#### [Exercise aim]
Set down the lines below word for word, starting at the line that has "slice-tag: 05 [1869, 1227, 1879, 1237]" and stopping after the line that has "z-label: Z = 35 mm [1379, 163, 1663, 211]".

#### [Dataset content]

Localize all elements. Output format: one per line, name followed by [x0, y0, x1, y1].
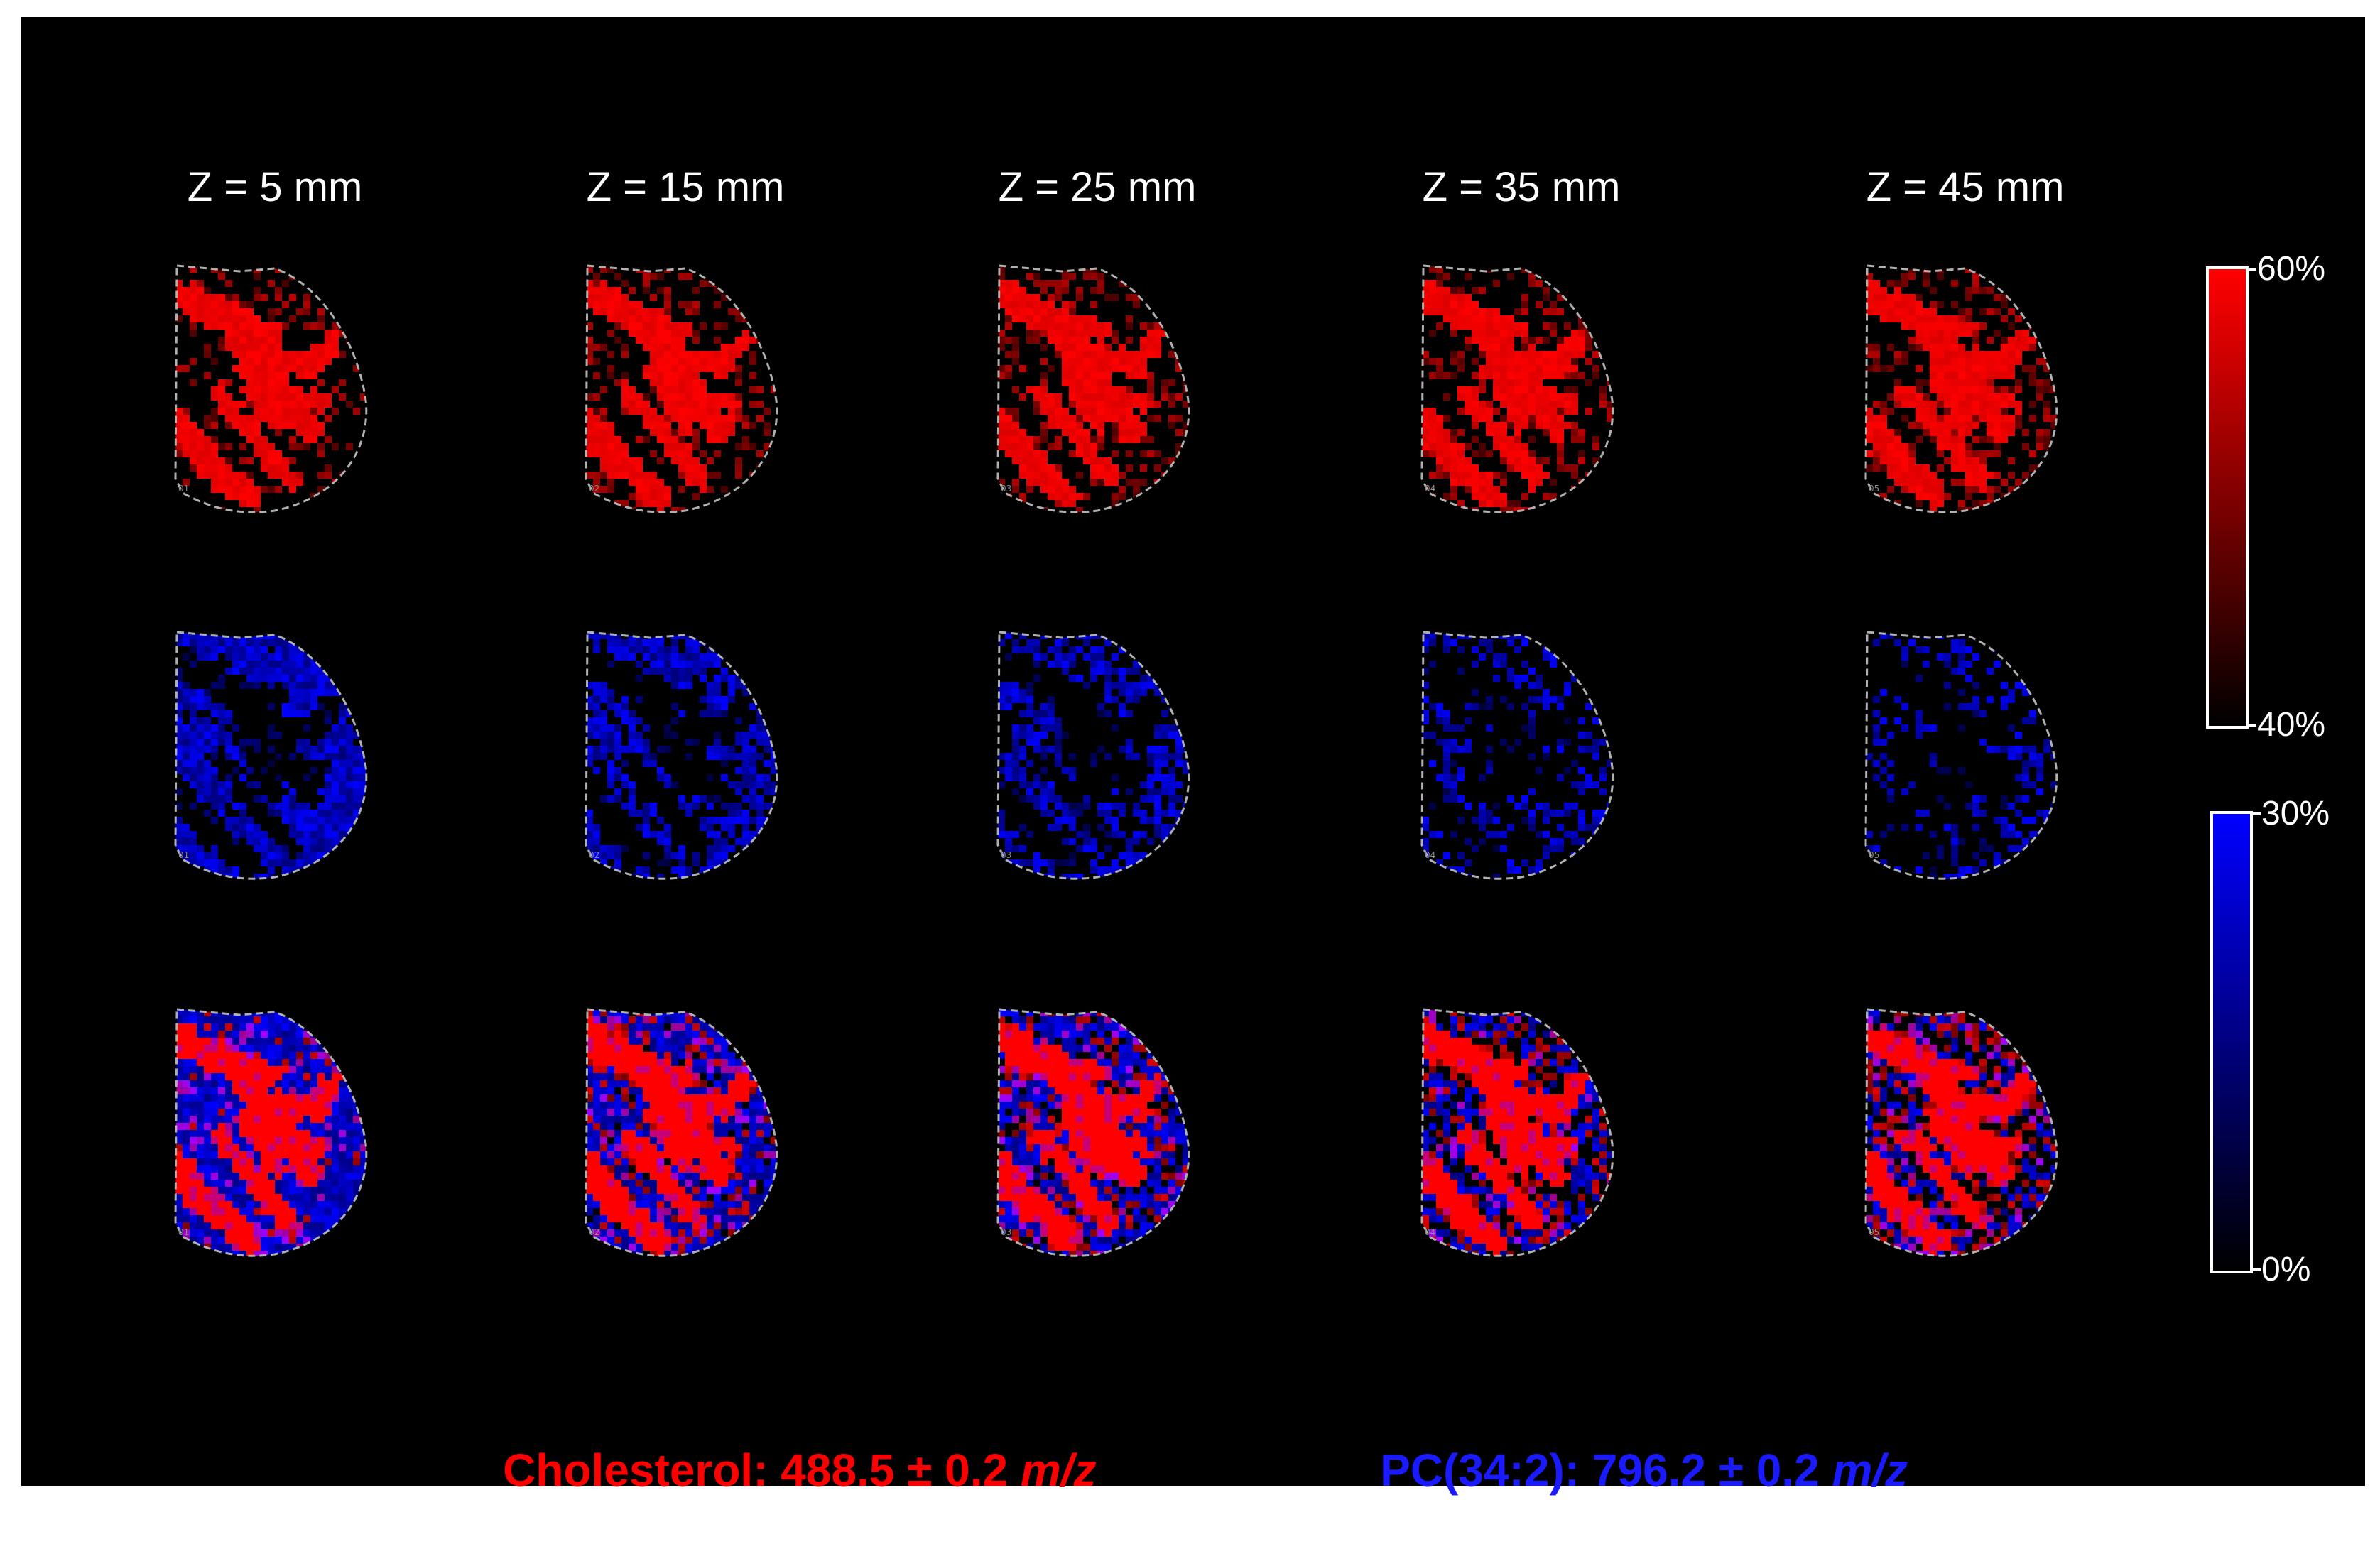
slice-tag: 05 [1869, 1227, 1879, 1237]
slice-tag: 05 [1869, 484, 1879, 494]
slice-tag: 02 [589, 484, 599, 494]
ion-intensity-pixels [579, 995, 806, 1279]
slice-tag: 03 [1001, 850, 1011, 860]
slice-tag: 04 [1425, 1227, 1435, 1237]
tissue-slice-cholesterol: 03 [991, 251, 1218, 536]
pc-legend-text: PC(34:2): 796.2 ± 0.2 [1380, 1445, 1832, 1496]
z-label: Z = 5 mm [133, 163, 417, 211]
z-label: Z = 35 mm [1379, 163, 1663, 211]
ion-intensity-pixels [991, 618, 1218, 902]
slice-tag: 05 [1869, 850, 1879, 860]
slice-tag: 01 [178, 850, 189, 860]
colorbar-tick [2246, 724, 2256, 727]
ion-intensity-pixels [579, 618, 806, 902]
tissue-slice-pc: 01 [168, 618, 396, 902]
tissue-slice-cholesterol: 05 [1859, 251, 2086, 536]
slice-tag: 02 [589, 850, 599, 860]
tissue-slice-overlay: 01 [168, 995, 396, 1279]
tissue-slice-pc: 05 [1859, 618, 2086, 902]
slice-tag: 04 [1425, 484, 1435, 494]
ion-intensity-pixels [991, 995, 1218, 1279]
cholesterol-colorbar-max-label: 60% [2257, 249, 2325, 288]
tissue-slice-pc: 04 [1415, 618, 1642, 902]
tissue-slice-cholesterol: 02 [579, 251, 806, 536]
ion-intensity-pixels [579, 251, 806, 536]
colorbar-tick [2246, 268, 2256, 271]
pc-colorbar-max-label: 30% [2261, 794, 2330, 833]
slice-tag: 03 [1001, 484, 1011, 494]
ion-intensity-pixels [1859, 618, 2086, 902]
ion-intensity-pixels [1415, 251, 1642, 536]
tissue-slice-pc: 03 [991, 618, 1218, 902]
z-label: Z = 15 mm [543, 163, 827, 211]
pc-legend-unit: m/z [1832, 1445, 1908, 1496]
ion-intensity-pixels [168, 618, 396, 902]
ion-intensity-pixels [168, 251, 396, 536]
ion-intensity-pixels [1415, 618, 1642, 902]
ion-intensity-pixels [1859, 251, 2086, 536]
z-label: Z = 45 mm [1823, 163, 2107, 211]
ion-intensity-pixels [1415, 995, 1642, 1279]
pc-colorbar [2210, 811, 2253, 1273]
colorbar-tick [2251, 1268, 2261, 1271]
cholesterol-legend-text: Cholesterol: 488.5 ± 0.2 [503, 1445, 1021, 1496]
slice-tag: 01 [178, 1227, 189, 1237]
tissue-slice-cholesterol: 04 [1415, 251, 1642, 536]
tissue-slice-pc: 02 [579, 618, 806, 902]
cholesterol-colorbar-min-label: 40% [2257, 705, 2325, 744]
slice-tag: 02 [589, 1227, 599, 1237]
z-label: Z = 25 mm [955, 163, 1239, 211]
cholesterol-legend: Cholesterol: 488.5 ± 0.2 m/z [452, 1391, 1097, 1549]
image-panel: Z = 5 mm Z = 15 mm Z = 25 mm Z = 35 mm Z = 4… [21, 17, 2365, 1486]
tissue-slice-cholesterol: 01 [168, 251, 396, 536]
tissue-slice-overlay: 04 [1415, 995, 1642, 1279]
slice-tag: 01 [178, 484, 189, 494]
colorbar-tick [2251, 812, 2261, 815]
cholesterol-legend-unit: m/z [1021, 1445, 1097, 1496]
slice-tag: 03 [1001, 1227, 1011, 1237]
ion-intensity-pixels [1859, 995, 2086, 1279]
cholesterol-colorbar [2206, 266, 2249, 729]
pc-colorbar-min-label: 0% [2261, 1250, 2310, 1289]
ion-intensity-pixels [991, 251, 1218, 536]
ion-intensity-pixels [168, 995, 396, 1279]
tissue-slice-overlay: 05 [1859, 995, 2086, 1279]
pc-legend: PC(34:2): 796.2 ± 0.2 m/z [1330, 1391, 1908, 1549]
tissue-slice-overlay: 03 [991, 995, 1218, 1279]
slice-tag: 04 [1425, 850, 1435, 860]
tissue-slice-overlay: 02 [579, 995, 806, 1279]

#### [Complete response]
slice-tag: 05 [1869, 1227, 1879, 1237]
slice-tag: 05 [1869, 484, 1879, 494]
slice-tag: 02 [589, 484, 599, 494]
ion-intensity-pixels [579, 995, 806, 1279]
slice-tag: 03 [1001, 850, 1011, 860]
slice-tag: 04 [1425, 1227, 1435, 1237]
tissue-slice-cholesterol: 03 [991, 251, 1218, 536]
pc-legend-text: PC(34:2): 796.2 ± 0.2 [1380, 1445, 1832, 1496]
z-label: Z = 5 mm [133, 163, 417, 211]
z-label: Z = 35 mm [1379, 163, 1663, 211]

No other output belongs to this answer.